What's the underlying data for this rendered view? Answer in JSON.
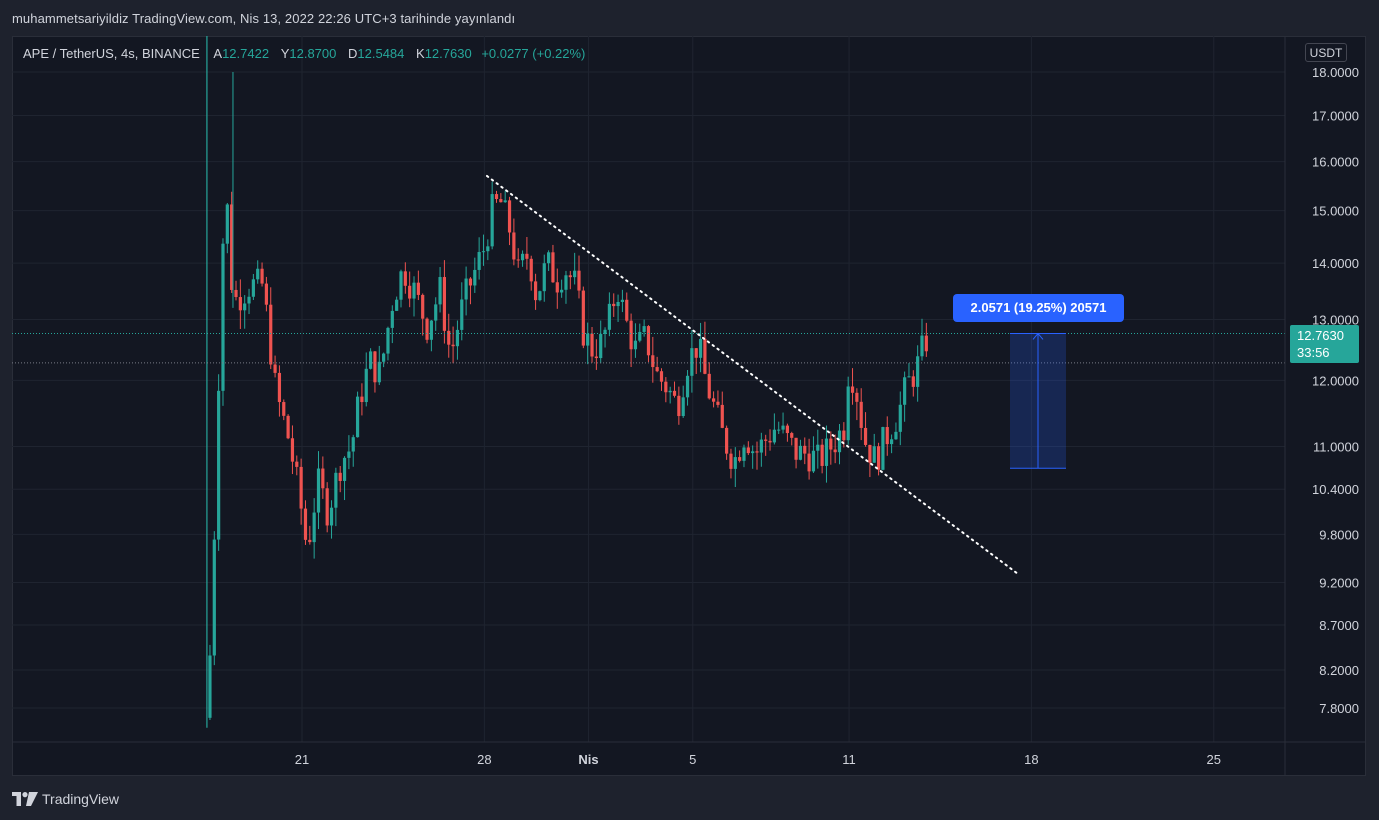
{
  "header": {
    "published_text": "muhammetsariyildiz TradingView.com, Nis 13, 2022 22:26 UTC+3 tarihinde yayınlandı"
  },
  "legend": {
    "symbol": "APE / TetherUS, 4s, BINANCE",
    "open_label": "A",
    "open": "12.7422",
    "high_label": "Y",
    "high": "12.8700",
    "low_label": "D",
    "low": "12.5484",
    "close_label": "K",
    "close": "12.7630",
    "change": "+0.0277 (+0.22%)"
  },
  "currency_button": "USDT",
  "price_tag": {
    "price": "12.7630",
    "countdown": "33:56"
  },
  "measure": {
    "label": "2.0571 (19.25%) 20571",
    "from_price": 10.69,
    "to_price": 12.763
  },
  "footer": {
    "brand": "TradingView"
  },
  "colors": {
    "up": "#26a69a",
    "down": "#ef5350",
    "measure": "#2962ff",
    "background": "#131722",
    "grid": "#1f2430",
    "text": "#d1d4dc"
  },
  "chart_data": {
    "type": "candlestick",
    "scale": "log",
    "y_ticks": [
      "18.0000",
      "17.0000",
      "16.0000",
      "15.0000",
      "14.0000",
      "13.0000",
      "12.0000",
      "11.0000",
      "10.4000",
      "9.8000",
      "9.2000",
      "8.7000",
      "8.2000",
      "7.8000"
    ],
    "x_ticks": [
      {
        "label": "21",
        "day": 21
      },
      {
        "label": "28",
        "day": 28
      },
      {
        "label": "Nis",
        "day": 32
      },
      {
        "label": "5",
        "day": 36
      },
      {
        "label": "11",
        "day": 42
      },
      {
        "label": "18",
        "day": 49
      },
      {
        "label": "25",
        "day": 56
      }
    ],
    "date_axis": "day of March 2022 (Nis 1 = 32)",
    "last_price": 12.763,
    "secondary_line_price": 12.28,
    "trendline": {
      "from": {
        "day": 28.1,
        "price": 15.7
      },
      "to": {
        "day": 48.5,
        "price": 9.3
      }
    },
    "anchors": [
      [
        17.3,
        7.7
      ],
      [
        17.5,
        8.5
      ],
      [
        17.75,
        11.2
      ],
      [
        17.9,
        14.0
      ],
      [
        18.1,
        15.3
      ],
      [
        18.35,
        13.3
      ],
      [
        19.0,
        13.6
      ],
      [
        19.5,
        13.6
      ],
      [
        20.0,
        11.8
      ],
      [
        20.5,
        11.1
      ],
      [
        20.9,
        10.3
      ],
      [
        21.2,
        9.6
      ],
      [
        21.6,
        10.5
      ],
      [
        22.0,
        10.1
      ],
      [
        22.5,
        10.8
      ],
      [
        22.9,
        11.0
      ],
      [
        23.2,
        11.7
      ],
      [
        23.6,
        12.3
      ],
      [
        24.0,
        12.1
      ],
      [
        24.5,
        13.4
      ],
      [
        24.9,
        13.9
      ],
      [
        25.3,
        13.5
      ],
      [
        25.8,
        12.9
      ],
      [
        26.3,
        13.5
      ],
      [
        26.7,
        12.4
      ],
      [
        27.2,
        13.3
      ],
      [
        27.6,
        13.8
      ],
      [
        28.0,
        14.3
      ],
      [
        28.3,
        15.0
      ],
      [
        28.6,
        15.2
      ],
      [
        29.0,
        14.6
      ],
      [
        29.3,
        13.8
      ],
      [
        29.7,
        14.2
      ],
      [
        30.0,
        13.4
      ],
      [
        30.4,
        14.0
      ],
      [
        30.8,
        13.7
      ],
      [
        31.1,
        13.9
      ],
      [
        31.5,
        13.6
      ],
      [
        31.8,
        12.8
      ],
      [
        32.1,
        12.5
      ],
      [
        32.5,
        12.6
      ],
      [
        32.8,
        13.0
      ],
      [
        33.1,
        13.6
      ],
      [
        33.4,
        13.0
      ],
      [
        33.8,
        12.5
      ],
      [
        34.2,
        12.7
      ],
      [
        34.6,
        12.1
      ],
      [
        35.0,
        11.9
      ],
      [
        35.4,
        11.6
      ],
      [
        35.8,
        12.3
      ],
      [
        36.2,
        12.6
      ],
      [
        36.5,
        12.0
      ],
      [
        36.8,
        11.6
      ],
      [
        37.2,
        11.1
      ],
      [
        37.6,
        10.8
      ],
      [
        38.0,
        11.2
      ],
      [
        38.4,
        10.9
      ],
      [
        38.8,
        11.1
      ],
      [
        39.2,
        11.3
      ],
      [
        39.6,
        11.1
      ],
      [
        40.0,
        10.9
      ],
      [
        40.4,
        10.9
      ],
      [
        40.8,
        10.8
      ],
      [
        41.1,
        10.9
      ],
      [
        41.5,
        11.1
      ],
      [
        41.8,
        11.3
      ],
      [
        42.0,
        12.3
      ],
      [
        42.3,
        11.8
      ],
      [
        42.6,
        11.1
      ],
      [
        43.0,
        10.8
      ],
      [
        43.5,
        11.2
      ],
      [
        43.9,
        11.5
      ],
      [
        44.2,
        11.9
      ],
      [
        44.6,
        12.2
      ],
      [
        44.9,
        12.6
      ],
      [
        45.1,
        12.76
      ]
    ]
  }
}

==*==

Aim =
Write out each line again precisely as it appears, skipping every picture.

Response to this exercise =
What's the underlying data for this rendered view? Answer in JSON.
{
  "header": {
    "published_text": "muhammetsariyildiz TradingView.com, Nis 13, 2022 22:26 UTC+3 tarihinde yayınlandı"
  },
  "legend": {
    "symbol": "APE / TetherUS, 4s, BINANCE",
    "open_label": "A",
    "open": "12.7422",
    "high_label": "Y",
    "high": "12.8700",
    "low_label": "D",
    "low": "12.5484",
    "close_label": "K",
    "close": "12.7630",
    "change": "+0.0277 (+0.22%)"
  },
  "currency_button": "USDT",
  "price_tag": {
    "price": "12.7630",
    "countdown": "33:56"
  },
  "measure": {
    "label": "2.0571 (19.25%) 20571",
    "from_price": 10.69,
    "to_price": 12.763
  },
  "footer": {
    "brand": "TradingView"
  },
  "colors": {
    "up": "#26a69a",
    "down": "#ef5350",
    "measure": "#2962ff",
    "background": "#131722",
    "grid": "#1f2430",
    "text": "#d1d4dc"
  },
  "chart_data": {
    "type": "candlestick",
    "scale": "log",
    "y_ticks": [
      "18.0000",
      "17.0000",
      "16.0000",
      "15.0000",
      "14.0000",
      "13.0000",
      "12.0000",
      "11.0000",
      "10.4000",
      "9.8000",
      "9.2000",
      "8.7000",
      "8.2000",
      "7.8000"
    ],
    "x_ticks": [
      {
        "label": "21",
        "day": 21
      },
      {
        "label": "28",
        "day": 28
      },
      {
        "label": "Nis",
        "day": 32
      },
      {
        "label": "5",
        "day": 36
      },
      {
        "label": "11",
        "day": 42
      },
      {
        "label": "18",
        "day": 49
      },
      {
        "label": "25",
        "day": 56
      }
    ],
    "date_axis": "day of March 2022 (Nis 1 = 32)",
    "last_price": 12.763,
    "secondary_line_price": 12.28,
    "trendline": {
      "from": {
        "day": 28.1,
        "price": 15.7
      },
      "to": {
        "day": 48.5,
        "price": 9.3
      }
    },
    "anchors": [
      [
        17.3,
        7.7
      ],
      [
        17.5,
        8.5
      ],
      [
        17.75,
        11.2
      ],
      [
        17.9,
        14.0
      ],
      [
        18.1,
        15.3
      ],
      [
        18.35,
        13.3
      ],
      [
        19.0,
        13.6
      ],
      [
        19.5,
        13.6
      ],
      [
        20.0,
        11.8
      ],
      [
        20.5,
        11.1
      ],
      [
        20.9,
        10.3
      ],
      [
        21.2,
        9.6
      ],
      [
        21.6,
        10.5
      ],
      [
        22.0,
        10.1
      ],
      [
        22.5,
        10.8
      ],
      [
        22.9,
        11.0
      ],
      [
        23.2,
        11.7
      ],
      [
        23.6,
        12.3
      ],
      [
        24.0,
        12.1
      ],
      [
        24.5,
        13.4
      ],
      [
        24.9,
        13.9
      ],
      [
        25.3,
        13.5
      ],
      [
        25.8,
        12.9
      ],
      [
        26.3,
        13.5
      ],
      [
        26.7,
        12.4
      ],
      [
        27.2,
        13.3
      ],
      [
        27.6,
        13.8
      ],
      [
        28.0,
        14.3
      ],
      [
        28.3,
        15.0
      ],
      [
        28.6,
        15.2
      ],
      [
        29.0,
        14.6
      ],
      [
        29.3,
        13.8
      ],
      [
        29.7,
        14.2
      ],
      [
        30.0,
        13.4
      ],
      [
        30.4,
        14.0
      ],
      [
        30.8,
        13.7
      ],
      [
        31.1,
        13.9
      ],
      [
        31.5,
        13.6
      ],
      [
        31.8,
        12.8
      ],
      [
        32.1,
        12.5
      ],
      [
        32.5,
        12.6
      ],
      [
        32.8,
        13.0
      ],
      [
        33.1,
        13.6
      ],
      [
        33.4,
        13.0
      ],
      [
        33.8,
        12.5
      ],
      [
        34.2,
        12.7
      ],
      [
        34.6,
        12.1
      ],
      [
        35.0,
        11.9
      ],
      [
        35.4,
        11.6
      ],
      [
        35.8,
        12.3
      ],
      [
        36.2,
        12.6
      ],
      [
        36.5,
        12.0
      ],
      [
        36.8,
        11.6
      ],
      [
        37.2,
        11.1
      ],
      [
        37.6,
        10.8
      ],
      [
        38.0,
        11.2
      ],
      [
        38.4,
        10.9
      ],
      [
        38.8,
        11.1
      ],
      [
        39.2,
        11.3
      ],
      [
        39.6,
        11.1
      ],
      [
        40.0,
        10.9
      ],
      [
        40.4,
        10.9
      ],
      [
        40.8,
        10.8
      ],
      [
        41.1,
        10.9
      ],
      [
        41.5,
        11.1
      ],
      [
        41.8,
        11.3
      ],
      [
        42.0,
        12.3
      ],
      [
        42.3,
        11.8
      ],
      [
        42.6,
        11.1
      ],
      [
        43.0,
        10.8
      ],
      [
        43.5,
        11.2
      ],
      [
        43.9,
        11.5
      ],
      [
        44.2,
        11.9
      ],
      [
        44.6,
        12.2
      ],
      [
        44.9,
        12.6
      ],
      [
        45.1,
        12.76
      ]
    ]
  }
}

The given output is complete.